[Source records]
-----

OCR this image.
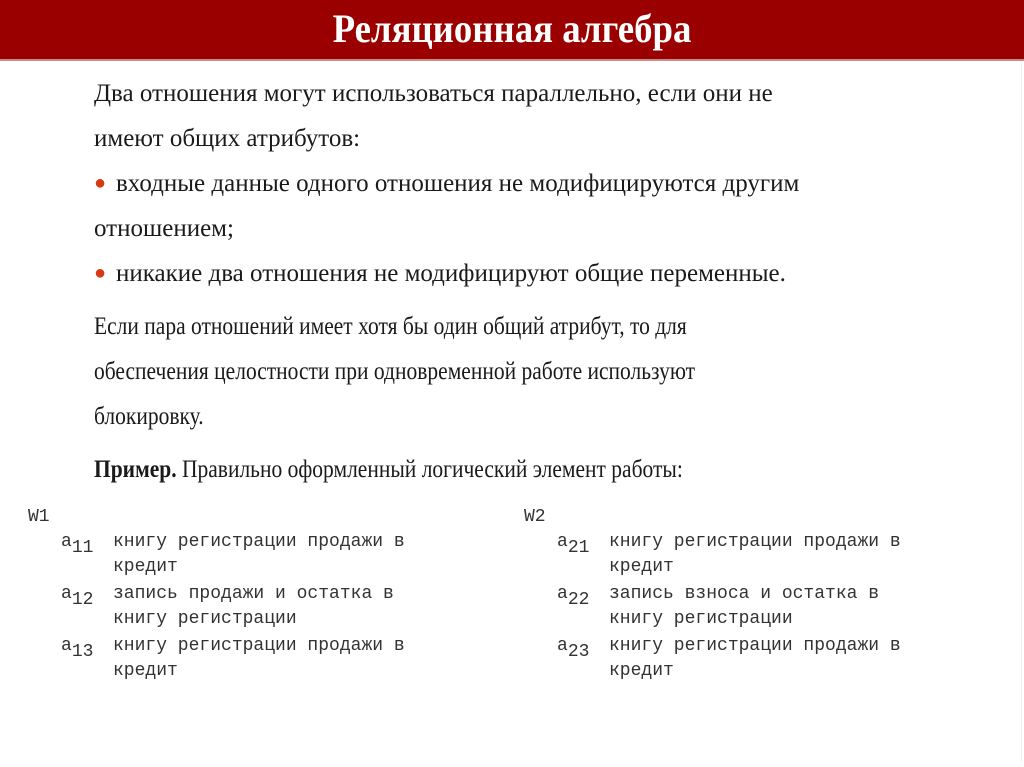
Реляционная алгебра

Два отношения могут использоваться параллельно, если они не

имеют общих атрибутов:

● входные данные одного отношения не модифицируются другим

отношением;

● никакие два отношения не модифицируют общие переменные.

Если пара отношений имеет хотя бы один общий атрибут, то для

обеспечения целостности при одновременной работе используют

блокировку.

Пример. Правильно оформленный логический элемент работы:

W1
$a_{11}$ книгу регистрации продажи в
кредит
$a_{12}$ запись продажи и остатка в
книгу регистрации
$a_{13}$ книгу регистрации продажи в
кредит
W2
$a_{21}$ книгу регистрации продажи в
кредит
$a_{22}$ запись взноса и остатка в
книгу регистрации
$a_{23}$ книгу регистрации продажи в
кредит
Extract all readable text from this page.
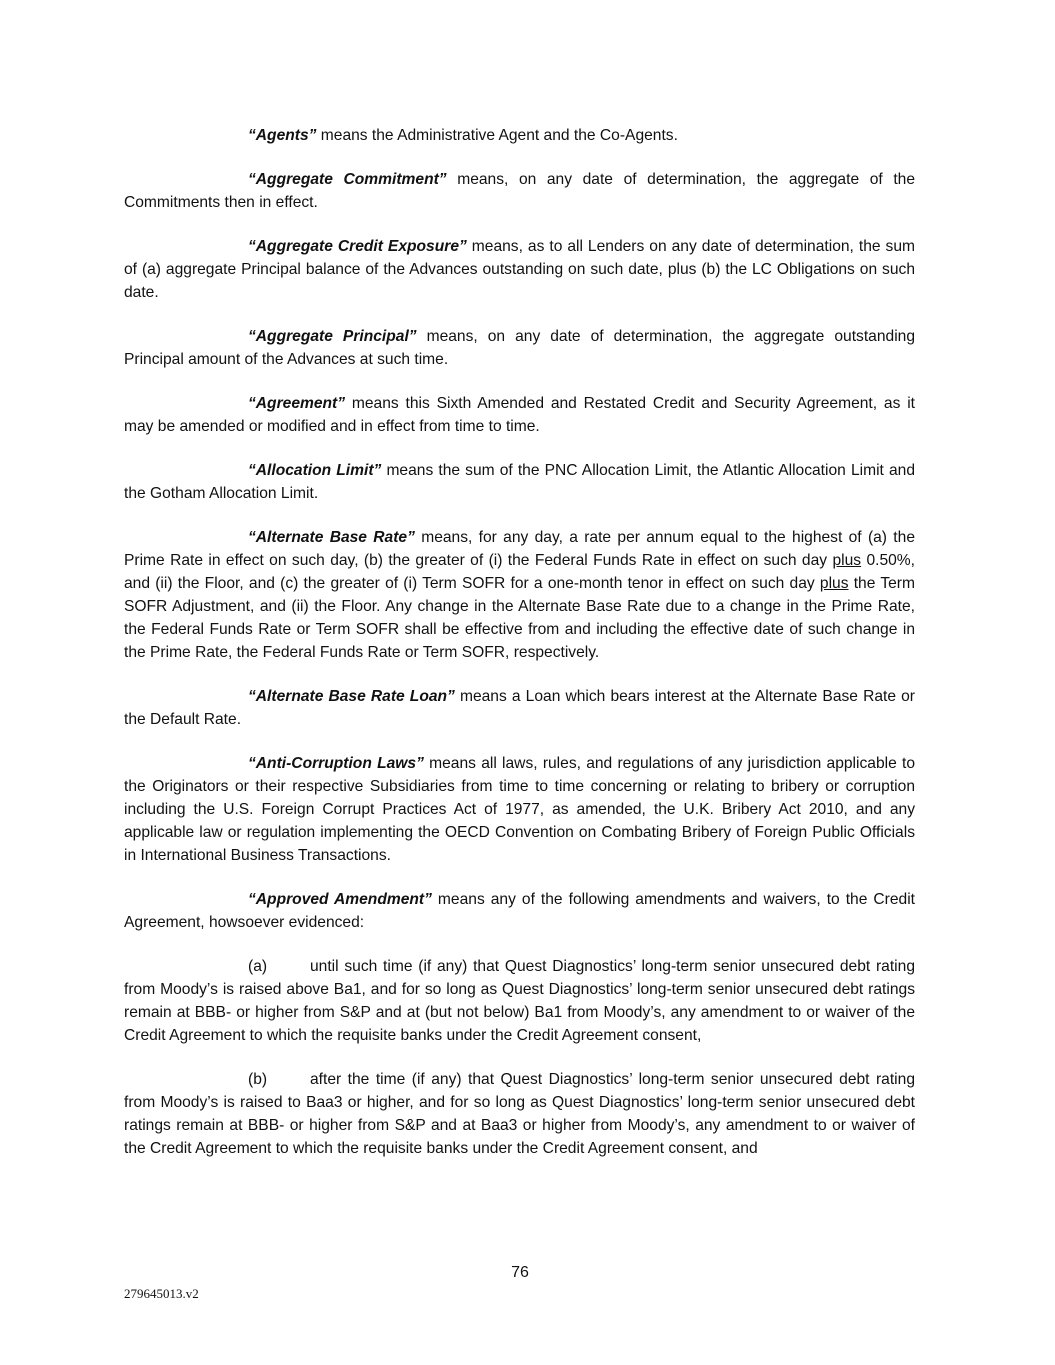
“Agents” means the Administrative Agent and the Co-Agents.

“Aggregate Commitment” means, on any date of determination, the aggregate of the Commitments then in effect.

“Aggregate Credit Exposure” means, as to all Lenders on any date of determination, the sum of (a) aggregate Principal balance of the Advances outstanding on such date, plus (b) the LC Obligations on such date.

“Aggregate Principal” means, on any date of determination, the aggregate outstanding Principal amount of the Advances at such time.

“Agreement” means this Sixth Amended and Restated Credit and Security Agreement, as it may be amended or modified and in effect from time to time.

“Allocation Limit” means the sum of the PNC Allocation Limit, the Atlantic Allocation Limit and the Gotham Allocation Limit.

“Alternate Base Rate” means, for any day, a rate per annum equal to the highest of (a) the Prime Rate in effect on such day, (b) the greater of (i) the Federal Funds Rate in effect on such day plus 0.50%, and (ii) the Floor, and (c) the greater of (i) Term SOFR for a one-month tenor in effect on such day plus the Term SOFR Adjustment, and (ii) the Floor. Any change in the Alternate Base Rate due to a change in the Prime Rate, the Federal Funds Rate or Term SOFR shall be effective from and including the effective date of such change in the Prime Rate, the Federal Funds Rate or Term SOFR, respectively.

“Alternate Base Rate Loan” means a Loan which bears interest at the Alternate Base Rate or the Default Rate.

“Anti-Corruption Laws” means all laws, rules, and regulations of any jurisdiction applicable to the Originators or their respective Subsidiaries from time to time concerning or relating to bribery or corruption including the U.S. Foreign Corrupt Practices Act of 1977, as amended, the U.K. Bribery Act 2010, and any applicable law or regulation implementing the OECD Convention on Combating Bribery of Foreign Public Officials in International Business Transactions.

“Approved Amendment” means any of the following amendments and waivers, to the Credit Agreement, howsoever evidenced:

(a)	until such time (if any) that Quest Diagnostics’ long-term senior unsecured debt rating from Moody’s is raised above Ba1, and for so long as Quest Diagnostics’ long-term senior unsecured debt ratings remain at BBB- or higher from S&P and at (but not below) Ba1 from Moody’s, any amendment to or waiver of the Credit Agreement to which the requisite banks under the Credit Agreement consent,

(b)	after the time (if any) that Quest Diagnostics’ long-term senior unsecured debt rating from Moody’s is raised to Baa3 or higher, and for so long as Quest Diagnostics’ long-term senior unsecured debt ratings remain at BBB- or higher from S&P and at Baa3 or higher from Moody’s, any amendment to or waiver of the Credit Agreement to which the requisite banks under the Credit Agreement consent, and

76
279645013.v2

-----

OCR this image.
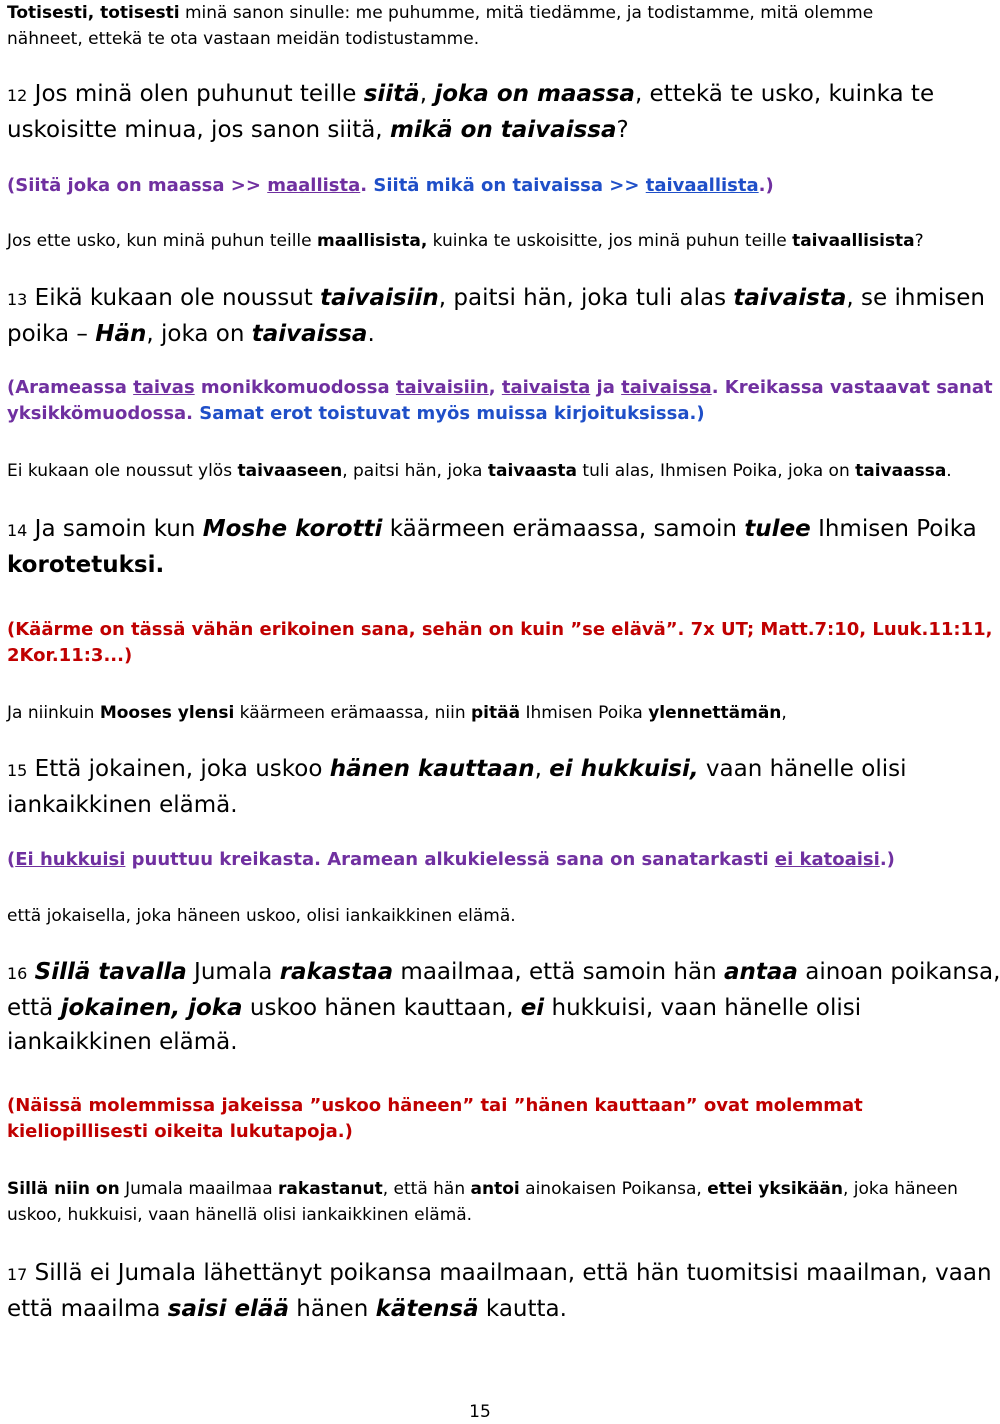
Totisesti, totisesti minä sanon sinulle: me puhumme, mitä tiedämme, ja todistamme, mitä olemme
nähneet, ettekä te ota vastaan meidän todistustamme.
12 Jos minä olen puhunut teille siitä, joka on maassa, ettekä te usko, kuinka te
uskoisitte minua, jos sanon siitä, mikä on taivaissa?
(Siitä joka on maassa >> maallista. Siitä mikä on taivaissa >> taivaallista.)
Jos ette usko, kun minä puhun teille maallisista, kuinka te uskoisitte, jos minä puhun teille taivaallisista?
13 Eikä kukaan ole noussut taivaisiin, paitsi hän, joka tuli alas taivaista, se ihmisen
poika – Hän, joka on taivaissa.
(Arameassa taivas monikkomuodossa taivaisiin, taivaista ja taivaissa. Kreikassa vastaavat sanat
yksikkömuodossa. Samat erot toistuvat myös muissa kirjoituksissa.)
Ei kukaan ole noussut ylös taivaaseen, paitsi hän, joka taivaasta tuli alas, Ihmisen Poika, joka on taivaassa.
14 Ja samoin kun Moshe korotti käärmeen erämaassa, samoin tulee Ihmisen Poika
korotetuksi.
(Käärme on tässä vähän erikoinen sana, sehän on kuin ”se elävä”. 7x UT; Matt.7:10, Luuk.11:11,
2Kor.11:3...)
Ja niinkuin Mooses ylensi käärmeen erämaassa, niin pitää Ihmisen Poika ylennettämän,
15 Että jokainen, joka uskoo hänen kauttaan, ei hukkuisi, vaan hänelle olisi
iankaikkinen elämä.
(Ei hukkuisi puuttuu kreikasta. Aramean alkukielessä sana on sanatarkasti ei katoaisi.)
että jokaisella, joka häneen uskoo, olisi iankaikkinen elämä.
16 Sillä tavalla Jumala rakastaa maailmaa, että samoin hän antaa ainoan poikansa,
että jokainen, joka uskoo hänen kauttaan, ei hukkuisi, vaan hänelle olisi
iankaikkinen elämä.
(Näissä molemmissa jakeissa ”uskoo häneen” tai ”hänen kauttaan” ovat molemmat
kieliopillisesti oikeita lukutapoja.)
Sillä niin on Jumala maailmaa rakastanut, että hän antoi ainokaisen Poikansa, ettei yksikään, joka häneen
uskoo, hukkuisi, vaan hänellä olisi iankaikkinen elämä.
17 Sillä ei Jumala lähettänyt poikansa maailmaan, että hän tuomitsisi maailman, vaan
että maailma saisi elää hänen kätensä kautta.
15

-----

• _What you are asked to do_
From the entries above, copy each line holding "sanon".

• _Final result_
Totisesti, totisesti minä sanon sinulle: me puhumme, mitä tiedämme, ja todistamme, mitä olemme
uskoisitte minua, jos sanon siitä, mikä on taivaissa?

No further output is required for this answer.